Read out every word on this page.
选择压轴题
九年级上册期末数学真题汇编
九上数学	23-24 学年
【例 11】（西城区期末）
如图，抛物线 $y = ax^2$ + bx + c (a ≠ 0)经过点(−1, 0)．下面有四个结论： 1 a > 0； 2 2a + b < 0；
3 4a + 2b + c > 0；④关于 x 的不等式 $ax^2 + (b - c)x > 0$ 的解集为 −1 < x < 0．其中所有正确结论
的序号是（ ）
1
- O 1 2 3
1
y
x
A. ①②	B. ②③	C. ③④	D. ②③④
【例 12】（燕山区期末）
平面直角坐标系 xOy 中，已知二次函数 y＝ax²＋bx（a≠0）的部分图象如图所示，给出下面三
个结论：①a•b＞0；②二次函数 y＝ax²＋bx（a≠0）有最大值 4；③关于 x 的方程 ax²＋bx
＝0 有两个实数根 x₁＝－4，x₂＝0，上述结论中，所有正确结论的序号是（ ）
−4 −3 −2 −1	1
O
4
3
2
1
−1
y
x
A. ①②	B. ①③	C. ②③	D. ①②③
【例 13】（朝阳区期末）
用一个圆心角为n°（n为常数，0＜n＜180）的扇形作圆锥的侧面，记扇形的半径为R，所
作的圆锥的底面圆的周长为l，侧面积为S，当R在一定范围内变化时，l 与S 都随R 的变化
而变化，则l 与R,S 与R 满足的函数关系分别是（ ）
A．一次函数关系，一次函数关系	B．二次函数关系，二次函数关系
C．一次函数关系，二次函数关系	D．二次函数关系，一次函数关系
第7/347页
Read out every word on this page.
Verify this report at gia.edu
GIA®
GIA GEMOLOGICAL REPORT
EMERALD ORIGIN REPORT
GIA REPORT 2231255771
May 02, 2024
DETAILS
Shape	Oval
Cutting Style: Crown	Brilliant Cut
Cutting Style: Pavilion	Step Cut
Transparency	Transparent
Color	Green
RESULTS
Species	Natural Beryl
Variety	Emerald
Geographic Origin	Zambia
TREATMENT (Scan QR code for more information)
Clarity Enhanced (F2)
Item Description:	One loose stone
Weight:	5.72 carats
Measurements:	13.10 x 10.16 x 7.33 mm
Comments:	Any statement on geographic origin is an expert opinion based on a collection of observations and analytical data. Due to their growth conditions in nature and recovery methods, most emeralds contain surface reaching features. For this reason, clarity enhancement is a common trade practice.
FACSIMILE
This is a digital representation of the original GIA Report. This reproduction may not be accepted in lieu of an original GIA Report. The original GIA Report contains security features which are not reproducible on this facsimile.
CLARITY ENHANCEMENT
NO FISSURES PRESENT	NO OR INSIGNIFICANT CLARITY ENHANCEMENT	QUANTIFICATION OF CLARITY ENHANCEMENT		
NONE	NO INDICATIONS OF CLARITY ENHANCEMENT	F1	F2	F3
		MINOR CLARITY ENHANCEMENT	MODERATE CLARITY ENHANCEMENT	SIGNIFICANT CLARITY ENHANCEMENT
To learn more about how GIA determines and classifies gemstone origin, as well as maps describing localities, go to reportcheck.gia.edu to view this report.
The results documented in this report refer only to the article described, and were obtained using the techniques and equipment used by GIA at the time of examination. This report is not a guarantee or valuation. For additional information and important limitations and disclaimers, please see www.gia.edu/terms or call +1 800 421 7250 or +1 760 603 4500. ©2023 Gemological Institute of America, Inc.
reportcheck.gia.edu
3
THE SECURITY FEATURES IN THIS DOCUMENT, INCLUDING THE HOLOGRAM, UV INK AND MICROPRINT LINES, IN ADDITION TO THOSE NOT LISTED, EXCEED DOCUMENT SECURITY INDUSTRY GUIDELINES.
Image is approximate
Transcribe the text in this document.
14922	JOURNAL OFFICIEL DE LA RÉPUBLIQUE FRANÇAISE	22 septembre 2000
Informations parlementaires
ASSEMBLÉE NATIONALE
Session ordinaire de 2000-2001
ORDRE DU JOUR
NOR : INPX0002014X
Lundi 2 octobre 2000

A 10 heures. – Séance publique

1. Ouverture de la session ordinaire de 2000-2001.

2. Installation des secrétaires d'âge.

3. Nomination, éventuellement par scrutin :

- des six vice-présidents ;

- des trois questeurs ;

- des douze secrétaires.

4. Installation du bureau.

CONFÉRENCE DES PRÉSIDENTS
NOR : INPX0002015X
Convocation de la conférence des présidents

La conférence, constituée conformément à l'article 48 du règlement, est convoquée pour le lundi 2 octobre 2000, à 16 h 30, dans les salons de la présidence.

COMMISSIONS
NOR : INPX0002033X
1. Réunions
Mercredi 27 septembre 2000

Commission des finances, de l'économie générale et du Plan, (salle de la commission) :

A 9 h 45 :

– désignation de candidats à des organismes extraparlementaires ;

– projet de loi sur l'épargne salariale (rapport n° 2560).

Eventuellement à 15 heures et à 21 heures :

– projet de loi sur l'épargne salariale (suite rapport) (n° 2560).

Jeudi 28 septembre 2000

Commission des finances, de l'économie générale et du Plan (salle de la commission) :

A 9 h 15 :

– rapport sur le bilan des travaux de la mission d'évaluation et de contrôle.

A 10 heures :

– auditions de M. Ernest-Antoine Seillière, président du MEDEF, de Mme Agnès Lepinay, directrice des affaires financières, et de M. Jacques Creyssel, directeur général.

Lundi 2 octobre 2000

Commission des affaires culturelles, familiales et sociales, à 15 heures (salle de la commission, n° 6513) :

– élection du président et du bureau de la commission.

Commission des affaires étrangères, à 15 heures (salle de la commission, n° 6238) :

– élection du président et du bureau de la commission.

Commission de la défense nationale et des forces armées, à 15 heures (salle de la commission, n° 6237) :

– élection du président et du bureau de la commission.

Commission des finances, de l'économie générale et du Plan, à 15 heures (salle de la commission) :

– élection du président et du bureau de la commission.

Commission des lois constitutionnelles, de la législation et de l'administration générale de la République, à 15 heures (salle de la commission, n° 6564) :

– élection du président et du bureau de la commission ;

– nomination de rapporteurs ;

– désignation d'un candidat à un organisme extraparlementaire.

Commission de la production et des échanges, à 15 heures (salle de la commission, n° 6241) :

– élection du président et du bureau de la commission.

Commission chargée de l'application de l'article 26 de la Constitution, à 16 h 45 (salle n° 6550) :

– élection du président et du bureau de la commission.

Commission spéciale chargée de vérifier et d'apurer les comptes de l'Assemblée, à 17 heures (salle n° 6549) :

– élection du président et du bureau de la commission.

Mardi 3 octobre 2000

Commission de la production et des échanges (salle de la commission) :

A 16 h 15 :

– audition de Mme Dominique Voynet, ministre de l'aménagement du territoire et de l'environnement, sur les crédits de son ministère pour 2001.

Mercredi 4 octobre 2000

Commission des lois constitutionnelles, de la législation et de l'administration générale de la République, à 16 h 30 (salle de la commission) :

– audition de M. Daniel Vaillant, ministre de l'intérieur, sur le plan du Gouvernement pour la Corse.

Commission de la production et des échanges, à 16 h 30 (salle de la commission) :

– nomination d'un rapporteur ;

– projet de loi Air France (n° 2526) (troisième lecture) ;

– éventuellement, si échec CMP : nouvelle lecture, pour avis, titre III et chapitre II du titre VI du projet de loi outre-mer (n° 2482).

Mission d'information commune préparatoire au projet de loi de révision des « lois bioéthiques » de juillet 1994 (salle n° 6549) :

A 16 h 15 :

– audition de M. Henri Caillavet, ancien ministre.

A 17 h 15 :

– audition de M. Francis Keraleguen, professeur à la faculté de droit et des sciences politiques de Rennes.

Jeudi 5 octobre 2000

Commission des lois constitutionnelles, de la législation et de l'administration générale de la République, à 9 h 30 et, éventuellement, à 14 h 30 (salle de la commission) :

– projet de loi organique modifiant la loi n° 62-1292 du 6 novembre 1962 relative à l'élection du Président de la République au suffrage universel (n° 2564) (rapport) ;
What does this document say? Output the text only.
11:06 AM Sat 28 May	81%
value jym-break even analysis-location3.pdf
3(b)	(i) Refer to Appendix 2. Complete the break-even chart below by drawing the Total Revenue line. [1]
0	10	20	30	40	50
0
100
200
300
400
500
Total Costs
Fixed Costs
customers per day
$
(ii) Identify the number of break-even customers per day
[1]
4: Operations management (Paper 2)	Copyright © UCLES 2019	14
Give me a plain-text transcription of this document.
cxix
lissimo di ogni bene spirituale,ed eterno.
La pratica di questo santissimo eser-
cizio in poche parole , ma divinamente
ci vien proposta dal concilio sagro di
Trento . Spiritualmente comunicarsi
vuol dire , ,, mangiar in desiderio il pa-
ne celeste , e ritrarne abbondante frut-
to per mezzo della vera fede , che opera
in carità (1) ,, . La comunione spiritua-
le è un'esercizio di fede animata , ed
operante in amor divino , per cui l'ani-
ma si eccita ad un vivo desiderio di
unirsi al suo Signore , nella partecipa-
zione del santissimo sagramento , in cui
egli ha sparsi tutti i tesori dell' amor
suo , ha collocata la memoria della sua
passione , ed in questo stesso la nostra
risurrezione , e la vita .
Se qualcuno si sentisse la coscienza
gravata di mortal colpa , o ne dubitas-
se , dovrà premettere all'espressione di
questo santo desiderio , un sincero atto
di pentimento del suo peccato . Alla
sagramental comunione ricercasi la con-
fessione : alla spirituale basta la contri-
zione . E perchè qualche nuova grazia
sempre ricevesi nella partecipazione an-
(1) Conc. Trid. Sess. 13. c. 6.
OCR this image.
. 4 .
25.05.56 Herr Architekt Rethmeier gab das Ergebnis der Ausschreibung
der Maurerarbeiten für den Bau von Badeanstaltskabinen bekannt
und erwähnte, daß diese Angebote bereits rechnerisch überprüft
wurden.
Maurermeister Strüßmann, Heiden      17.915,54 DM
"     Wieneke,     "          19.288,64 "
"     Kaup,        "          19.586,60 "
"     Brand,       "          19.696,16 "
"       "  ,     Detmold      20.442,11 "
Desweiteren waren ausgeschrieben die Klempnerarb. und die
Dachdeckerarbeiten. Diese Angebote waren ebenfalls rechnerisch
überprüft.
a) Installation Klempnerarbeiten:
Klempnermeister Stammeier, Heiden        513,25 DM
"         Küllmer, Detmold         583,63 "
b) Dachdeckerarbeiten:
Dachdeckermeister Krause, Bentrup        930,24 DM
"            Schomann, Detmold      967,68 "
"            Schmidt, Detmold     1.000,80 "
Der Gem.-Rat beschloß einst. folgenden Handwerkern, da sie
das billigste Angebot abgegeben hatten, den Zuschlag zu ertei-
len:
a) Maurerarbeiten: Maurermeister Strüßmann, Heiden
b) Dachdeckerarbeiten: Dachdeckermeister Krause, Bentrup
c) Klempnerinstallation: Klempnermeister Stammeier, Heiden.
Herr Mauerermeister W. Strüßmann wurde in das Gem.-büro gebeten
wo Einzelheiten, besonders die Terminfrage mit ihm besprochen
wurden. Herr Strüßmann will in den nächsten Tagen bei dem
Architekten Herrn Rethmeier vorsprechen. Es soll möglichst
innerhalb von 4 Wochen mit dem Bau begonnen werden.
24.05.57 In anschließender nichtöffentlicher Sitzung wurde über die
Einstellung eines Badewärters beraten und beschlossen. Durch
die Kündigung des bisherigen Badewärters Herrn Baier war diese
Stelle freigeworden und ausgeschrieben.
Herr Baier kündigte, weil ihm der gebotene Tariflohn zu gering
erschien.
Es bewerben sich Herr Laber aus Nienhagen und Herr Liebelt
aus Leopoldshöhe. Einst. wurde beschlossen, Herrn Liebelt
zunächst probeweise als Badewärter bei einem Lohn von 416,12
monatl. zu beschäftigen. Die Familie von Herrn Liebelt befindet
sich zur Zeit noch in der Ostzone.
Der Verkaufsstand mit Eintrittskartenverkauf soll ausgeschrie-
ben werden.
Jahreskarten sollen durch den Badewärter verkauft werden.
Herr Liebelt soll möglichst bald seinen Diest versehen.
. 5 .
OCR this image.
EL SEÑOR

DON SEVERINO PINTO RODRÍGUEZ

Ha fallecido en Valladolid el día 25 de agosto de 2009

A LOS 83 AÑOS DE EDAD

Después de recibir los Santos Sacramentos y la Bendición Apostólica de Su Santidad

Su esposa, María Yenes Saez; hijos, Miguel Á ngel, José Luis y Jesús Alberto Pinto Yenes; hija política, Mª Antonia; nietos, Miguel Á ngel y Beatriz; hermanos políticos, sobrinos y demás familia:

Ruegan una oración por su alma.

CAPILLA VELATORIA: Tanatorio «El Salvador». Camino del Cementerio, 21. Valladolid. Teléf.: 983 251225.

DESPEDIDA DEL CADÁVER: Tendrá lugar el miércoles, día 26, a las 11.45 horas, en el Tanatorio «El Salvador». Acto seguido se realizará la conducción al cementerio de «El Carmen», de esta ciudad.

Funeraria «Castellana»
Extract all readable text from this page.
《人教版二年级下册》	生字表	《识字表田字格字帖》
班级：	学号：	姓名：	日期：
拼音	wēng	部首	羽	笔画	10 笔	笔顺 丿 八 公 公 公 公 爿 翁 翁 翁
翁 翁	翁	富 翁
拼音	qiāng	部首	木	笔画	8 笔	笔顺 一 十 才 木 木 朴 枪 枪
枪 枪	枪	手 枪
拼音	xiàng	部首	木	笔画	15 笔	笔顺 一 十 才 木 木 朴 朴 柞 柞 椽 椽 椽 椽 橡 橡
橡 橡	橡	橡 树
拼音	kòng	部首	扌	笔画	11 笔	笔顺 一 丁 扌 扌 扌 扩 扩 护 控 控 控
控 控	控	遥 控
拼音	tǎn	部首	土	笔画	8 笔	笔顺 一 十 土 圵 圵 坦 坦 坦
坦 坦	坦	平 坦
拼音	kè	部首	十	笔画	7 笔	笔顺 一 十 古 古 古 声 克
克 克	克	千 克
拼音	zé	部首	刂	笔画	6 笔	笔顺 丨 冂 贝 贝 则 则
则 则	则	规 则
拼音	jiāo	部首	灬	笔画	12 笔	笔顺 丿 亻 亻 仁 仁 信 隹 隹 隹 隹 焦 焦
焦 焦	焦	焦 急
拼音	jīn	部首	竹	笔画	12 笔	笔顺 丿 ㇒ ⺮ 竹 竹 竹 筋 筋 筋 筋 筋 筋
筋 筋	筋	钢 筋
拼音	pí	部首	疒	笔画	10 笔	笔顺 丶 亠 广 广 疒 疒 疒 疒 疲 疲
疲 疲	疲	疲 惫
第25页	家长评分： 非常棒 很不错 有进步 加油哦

● ● ● ●

* _Task instructions_
Go over the data above and copy every line that has the word "sich" in it.

* _Result for this exercise_
Es bewerben sich Herr Laber aus Nienhagen und Herr Liebelt
sich zur Zeit noch in der Ostzone.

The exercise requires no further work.